## TASK
Present every line of the data below as a numbered list, omitting any blank lines.

## DATA TO PROCESS

**********

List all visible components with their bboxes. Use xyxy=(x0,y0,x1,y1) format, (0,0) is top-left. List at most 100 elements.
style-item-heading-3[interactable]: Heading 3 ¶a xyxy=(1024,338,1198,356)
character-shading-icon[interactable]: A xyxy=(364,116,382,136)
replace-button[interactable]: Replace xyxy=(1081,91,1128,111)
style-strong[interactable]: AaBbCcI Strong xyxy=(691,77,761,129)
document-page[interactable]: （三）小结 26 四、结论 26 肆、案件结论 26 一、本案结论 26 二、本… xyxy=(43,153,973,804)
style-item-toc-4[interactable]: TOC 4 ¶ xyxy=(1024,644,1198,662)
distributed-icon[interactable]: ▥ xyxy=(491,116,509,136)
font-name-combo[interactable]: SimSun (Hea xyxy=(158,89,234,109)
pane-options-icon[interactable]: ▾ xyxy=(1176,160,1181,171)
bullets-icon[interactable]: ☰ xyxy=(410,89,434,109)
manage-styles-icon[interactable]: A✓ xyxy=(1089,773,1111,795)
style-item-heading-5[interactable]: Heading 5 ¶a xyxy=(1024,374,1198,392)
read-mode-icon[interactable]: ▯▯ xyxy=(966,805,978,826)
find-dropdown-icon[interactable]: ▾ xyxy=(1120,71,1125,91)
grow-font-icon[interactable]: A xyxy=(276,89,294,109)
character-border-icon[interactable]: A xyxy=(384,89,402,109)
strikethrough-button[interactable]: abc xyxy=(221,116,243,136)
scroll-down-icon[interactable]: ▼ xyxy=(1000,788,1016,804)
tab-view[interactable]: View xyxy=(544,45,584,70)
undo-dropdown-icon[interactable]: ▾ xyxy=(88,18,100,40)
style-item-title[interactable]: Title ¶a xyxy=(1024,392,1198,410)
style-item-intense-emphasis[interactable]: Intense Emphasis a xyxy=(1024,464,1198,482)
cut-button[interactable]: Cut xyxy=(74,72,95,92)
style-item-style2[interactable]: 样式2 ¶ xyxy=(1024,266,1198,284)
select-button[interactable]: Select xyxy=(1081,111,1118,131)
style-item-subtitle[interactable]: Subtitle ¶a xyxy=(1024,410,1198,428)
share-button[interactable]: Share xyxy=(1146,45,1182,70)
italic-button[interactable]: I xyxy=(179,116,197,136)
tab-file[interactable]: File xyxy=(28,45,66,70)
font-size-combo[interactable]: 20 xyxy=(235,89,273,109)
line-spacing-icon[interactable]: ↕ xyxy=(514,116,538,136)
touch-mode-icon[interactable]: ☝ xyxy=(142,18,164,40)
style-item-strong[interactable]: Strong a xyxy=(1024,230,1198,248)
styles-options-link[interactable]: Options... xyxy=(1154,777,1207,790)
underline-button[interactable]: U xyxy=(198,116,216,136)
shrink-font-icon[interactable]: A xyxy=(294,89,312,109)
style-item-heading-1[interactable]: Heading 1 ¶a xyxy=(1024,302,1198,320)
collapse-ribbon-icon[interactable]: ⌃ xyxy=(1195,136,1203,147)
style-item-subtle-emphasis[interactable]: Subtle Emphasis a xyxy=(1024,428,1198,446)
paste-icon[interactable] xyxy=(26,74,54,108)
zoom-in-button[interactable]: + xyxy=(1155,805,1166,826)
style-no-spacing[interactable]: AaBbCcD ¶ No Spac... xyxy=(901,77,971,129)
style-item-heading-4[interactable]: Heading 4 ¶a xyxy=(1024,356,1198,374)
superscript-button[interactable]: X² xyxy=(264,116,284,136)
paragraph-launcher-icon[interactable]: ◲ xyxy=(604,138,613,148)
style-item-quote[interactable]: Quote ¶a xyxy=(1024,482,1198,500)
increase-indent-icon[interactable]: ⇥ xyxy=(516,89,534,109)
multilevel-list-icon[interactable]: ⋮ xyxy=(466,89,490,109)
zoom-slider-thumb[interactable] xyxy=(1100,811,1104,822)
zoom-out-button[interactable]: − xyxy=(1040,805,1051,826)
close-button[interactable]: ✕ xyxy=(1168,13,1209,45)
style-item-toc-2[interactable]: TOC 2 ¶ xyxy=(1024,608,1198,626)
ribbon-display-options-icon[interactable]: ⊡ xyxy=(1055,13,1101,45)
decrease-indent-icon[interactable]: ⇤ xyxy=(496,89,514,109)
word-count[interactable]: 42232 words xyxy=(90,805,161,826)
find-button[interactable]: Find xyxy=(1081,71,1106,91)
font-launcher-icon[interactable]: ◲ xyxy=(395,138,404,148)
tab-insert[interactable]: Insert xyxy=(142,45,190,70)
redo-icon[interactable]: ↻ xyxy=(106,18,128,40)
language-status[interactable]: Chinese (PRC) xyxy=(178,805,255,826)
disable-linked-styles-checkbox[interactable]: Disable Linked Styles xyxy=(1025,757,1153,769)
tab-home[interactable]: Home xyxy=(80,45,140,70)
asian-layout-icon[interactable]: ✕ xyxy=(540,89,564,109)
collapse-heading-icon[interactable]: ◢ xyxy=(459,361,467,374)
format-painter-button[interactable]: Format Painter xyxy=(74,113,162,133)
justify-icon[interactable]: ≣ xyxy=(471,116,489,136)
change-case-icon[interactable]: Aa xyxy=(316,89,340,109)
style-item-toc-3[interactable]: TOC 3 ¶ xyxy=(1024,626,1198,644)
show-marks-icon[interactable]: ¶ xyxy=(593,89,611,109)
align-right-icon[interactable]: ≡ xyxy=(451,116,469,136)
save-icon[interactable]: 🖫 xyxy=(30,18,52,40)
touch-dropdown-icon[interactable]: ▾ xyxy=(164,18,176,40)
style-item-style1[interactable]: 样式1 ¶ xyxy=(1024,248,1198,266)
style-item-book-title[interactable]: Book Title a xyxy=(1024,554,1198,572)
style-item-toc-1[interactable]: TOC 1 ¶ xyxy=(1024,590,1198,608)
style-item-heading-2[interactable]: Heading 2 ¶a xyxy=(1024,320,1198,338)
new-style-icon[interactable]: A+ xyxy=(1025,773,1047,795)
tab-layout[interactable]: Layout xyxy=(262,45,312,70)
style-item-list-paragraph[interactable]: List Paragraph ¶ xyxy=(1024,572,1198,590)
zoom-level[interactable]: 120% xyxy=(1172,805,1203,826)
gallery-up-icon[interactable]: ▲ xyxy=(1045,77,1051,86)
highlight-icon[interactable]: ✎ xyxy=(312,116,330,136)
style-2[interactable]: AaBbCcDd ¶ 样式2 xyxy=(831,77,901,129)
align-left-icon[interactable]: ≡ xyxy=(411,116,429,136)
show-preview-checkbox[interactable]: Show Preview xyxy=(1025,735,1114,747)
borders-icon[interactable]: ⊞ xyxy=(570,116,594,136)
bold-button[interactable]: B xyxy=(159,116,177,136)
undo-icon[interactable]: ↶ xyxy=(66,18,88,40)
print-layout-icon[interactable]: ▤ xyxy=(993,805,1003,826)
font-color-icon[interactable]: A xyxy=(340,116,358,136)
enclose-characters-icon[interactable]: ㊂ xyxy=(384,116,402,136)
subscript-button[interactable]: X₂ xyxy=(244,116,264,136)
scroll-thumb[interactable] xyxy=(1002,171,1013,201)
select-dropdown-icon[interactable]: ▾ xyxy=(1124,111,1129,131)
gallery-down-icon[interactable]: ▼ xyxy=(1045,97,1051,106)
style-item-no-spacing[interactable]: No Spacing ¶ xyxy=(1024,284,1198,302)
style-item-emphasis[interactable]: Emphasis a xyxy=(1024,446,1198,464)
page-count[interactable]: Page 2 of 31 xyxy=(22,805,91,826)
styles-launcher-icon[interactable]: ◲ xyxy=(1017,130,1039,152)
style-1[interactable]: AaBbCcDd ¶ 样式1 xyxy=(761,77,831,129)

**********

## RESPONSE
1. List all visible components with their bboxes. Use xyxy=(x0,y0,x1,y1) format, (0,0) is top-left. List at most 100 elements.
2. style-item-heading-3[interactable]: Heading 3 ¶a xyxy=(1024,338,1198,356)
3. character-shading-icon[interactable]: A xyxy=(364,116,382,136)
4. replace-button[interactable]: Replace xyxy=(1081,91,1128,111)
5. style-strong[interactable]: AaBbCcI Strong xyxy=(691,77,761,129)
6. document-page[interactable]: （三）小结 26 四、结论 26 肆、案件结论 26 一、本案结论 26 二、本… xyxy=(43,153,973,804)
7. style-item-toc-4[interactable]: TOC 4 ¶ xyxy=(1024,644,1198,662)
8. distributed-icon[interactable]: ▥ xyxy=(491,116,509,136)
9. font-name-combo[interactable]: SimSun (Hea xyxy=(158,89,234,109)
10. pane-options-icon[interactable]: ▾ xyxy=(1176,160,1181,171)
11. bullets-icon[interactable]: ☰ xyxy=(410,89,434,109)
12. manage-styles-icon[interactable]: A✓ xyxy=(1089,773,1111,795)
13. style-item-heading-5[interactable]: Heading 5 ¶a xyxy=(1024,374,1198,392)
14. read-mode-icon[interactable]: ▯▯ xyxy=(966,805,978,826)
15. find-dropdown-icon[interactable]: ▾ xyxy=(1120,71,1125,91)
16. grow-font-icon[interactable]: A xyxy=(276,89,294,109)
17. character-border-icon[interactable]: A xyxy=(384,89,402,109)
18. strikethrough-button[interactable]: abc xyxy=(221,116,243,136)
19. scroll-down-icon[interactable]: ▼ xyxy=(1000,788,1016,804)
20. tab-view[interactable]: View xyxy=(544,45,584,70)
21. undo-dropdown-icon[interactable]: ▾ xyxy=(88,18,100,40)
22. style-item-title[interactable]: Title ¶a xyxy=(1024,392,1198,410)
23. style-item-intense-emphasis[interactable]: Intense Emphasis a xyxy=(1024,464,1198,482)
24. cut-button[interactable]: Cut xyxy=(74,72,95,92)
25. style-item-style2[interactable]: 样式2 ¶ xyxy=(1024,266,1198,284)
26. select-button[interactable]: Select xyxy=(1081,111,1118,131)
27. style-item-subtitle[interactable]: Subtitle ¶a xyxy=(1024,410,1198,428)
28. share-button[interactable]: Share xyxy=(1146,45,1182,70)
29. italic-button[interactable]: I xyxy=(179,116,197,136)
30. tab-file[interactable]: File xyxy=(28,45,66,70)
31. font-size-combo[interactable]: 20 xyxy=(235,89,273,109)
32. line-spacing-icon[interactable]: ↕ xyxy=(514,116,538,136)
33. touch-mode-icon[interactable]: ☝ xyxy=(142,18,164,40)
34. style-item-strong[interactable]: Strong a xyxy=(1024,230,1198,248)
35. styles-options-link[interactable]: Options... xyxy=(1154,777,1207,790)
36. underline-button[interactable]: U xyxy=(198,116,216,136)
37. shrink-font-icon[interactable]: A xyxy=(294,89,312,109)
38. style-item-heading-1[interactable]: Heading 1 ¶a xyxy=(1024,302,1198,320)
39. collapse-ribbon-icon[interactable]: ⌃ xyxy=(1195,136,1203,147)
40. style-item-subtle-emphasis[interactable]: Subtle Emphasis a xyxy=(1024,428,1198,446)
41. paste-icon[interactable] xyxy=(26,74,54,108)
42. zoom-in-button[interactable]: + xyxy=(1155,805,1166,826)
43. style-no-spacing[interactable]: AaBbCcD ¶ No Spac... xyxy=(901,77,971,129)
44. style-item-heading-4[interactable]: Heading 4 ¶a xyxy=(1024,356,1198,374)
45. superscript-button[interactable]: X² xyxy=(264,116,284,136)
46. paragraph-launcher-icon[interactable]: ◲ xyxy=(604,138,613,148)
47. style-item-quote[interactable]: Quote ¶a xyxy=(1024,482,1198,500)
48. increase-indent-icon[interactable]: ⇥ xyxy=(516,89,534,109)
49. multilevel-list-icon[interactable]: ⋮ xyxy=(466,89,490,109)
50. zoom-slider-thumb[interactable] xyxy=(1100,811,1104,822)
51. zoom-out-button[interactable]: − xyxy=(1040,805,1051,826)
52. close-button[interactable]: ✕ xyxy=(1168,13,1209,45)
53. style-item-toc-2[interactable]: TOC 2 ¶ xyxy=(1024,608,1198,626)
54. ribbon-display-options-icon[interactable]: ⊡ xyxy=(1055,13,1101,45)
55. decrease-indent-icon[interactable]: ⇤ xyxy=(496,89,514,109)
56. word-count[interactable]: 42232 words xyxy=(90,805,161,826)
57. find-button[interactable]: Find xyxy=(1081,71,1106,91)
58. font-launcher-icon[interactable]: ◲ xyxy=(395,138,404,148)
59. tab-insert[interactable]: Insert xyxy=(142,45,190,70)
60. redo-icon[interactable]: ↻ xyxy=(106,18,128,40)
61. language-status[interactable]: Chinese (PRC) xyxy=(178,805,255,826)
62. disable-linked-styles-checkbox[interactable]: Disable Linked Styles xyxy=(1025,757,1153,769)
63. tab-home[interactable]: Home xyxy=(80,45,140,70)
64. asian-layout-icon[interactable]: ✕ xyxy=(540,89,564,109)
65. collapse-heading-icon[interactable]: ◢ xyxy=(459,361,467,374)
66. format-painter-button[interactable]: Format Painter xyxy=(74,113,162,133)
67. justify-icon[interactable]: ≣ xyxy=(471,116,489,136)
68. change-case-icon[interactable]: Aa xyxy=(316,89,340,109)
69. style-item-toc-3[interactable]: TOC 3 ¶ xyxy=(1024,626,1198,644)
70. show-marks-icon[interactable]: ¶ xyxy=(593,89,611,109)
71. align-right-icon[interactable]: ≡ xyxy=(451,116,469,136)
72. save-icon[interactable]: 🖫 xyxy=(30,18,52,40)
73. touch-dropdown-icon[interactable]: ▾ xyxy=(164,18,176,40)
74. style-item-style1[interactable]: 样式1 ¶ xyxy=(1024,248,1198,266)
75. style-item-book-title[interactable]: Book Title a xyxy=(1024,554,1198,572)
76. style-item-toc-1[interactable]: TOC 1 ¶ xyxy=(1024,590,1198,608)
77. style-item-heading-2[interactable]: Heading 2 ¶a xyxy=(1024,320,1198,338)
78. new-style-icon[interactable]: A+ xyxy=(1025,773,1047,795)
79. tab-layout[interactable]: Layout xyxy=(262,45,312,70)
80. style-item-list-paragraph[interactable]: List Paragraph ¶ xyxy=(1024,572,1198,590)
81. zoom-level[interactable]: 120% xyxy=(1172,805,1203,826)
82. gallery-up-icon[interactable]: ▲ xyxy=(1045,77,1051,86)
83. highlight-icon[interactable]: ✎ xyxy=(312,116,330,136)
84. style-2[interactable]: AaBbCcDd ¶ 样式2 xyxy=(831,77,901,129)
85. align-left-icon[interactable]: ≡ xyxy=(411,116,429,136)
86. show-preview-checkbox[interactable]: Show Preview xyxy=(1025,735,1114,747)
87. borders-icon[interactable]: ⊞ xyxy=(570,116,594,136)
88. bold-button[interactable]: B xyxy=(159,116,177,136)
89. undo-icon[interactable]: ↶ xyxy=(66,18,88,40)
90. print-layout-icon[interactable]: ▤ xyxy=(993,805,1003,826)
91. font-color-icon[interactable]: A xyxy=(340,116,358,136)
92. enclose-characters-icon[interactable]: ㊂ xyxy=(384,116,402,136)
93. subscript-button[interactable]: X₂ xyxy=(244,116,264,136)
94. scroll-thumb[interactable] xyxy=(1002,171,1013,201)
95. select-dropdown-icon[interactable]: ▾ xyxy=(1124,111,1129,131)
96. gallery-down-icon[interactable]: ▼ xyxy=(1045,97,1051,106)
97. style-item-no-spacing[interactable]: No Spacing ¶ xyxy=(1024,284,1198,302)
98. style-item-emphasis[interactable]: Emphasis a xyxy=(1024,446,1198,464)
99. page-count[interactable]: Page 2 of 31 xyxy=(22,805,91,826)
100. styles-launcher-icon[interactable]: ◲ xyxy=(1017,130,1039,152)
101. style-1[interactable]: AaBbCcDd ¶ 样式1 xyxy=(761,77,831,129)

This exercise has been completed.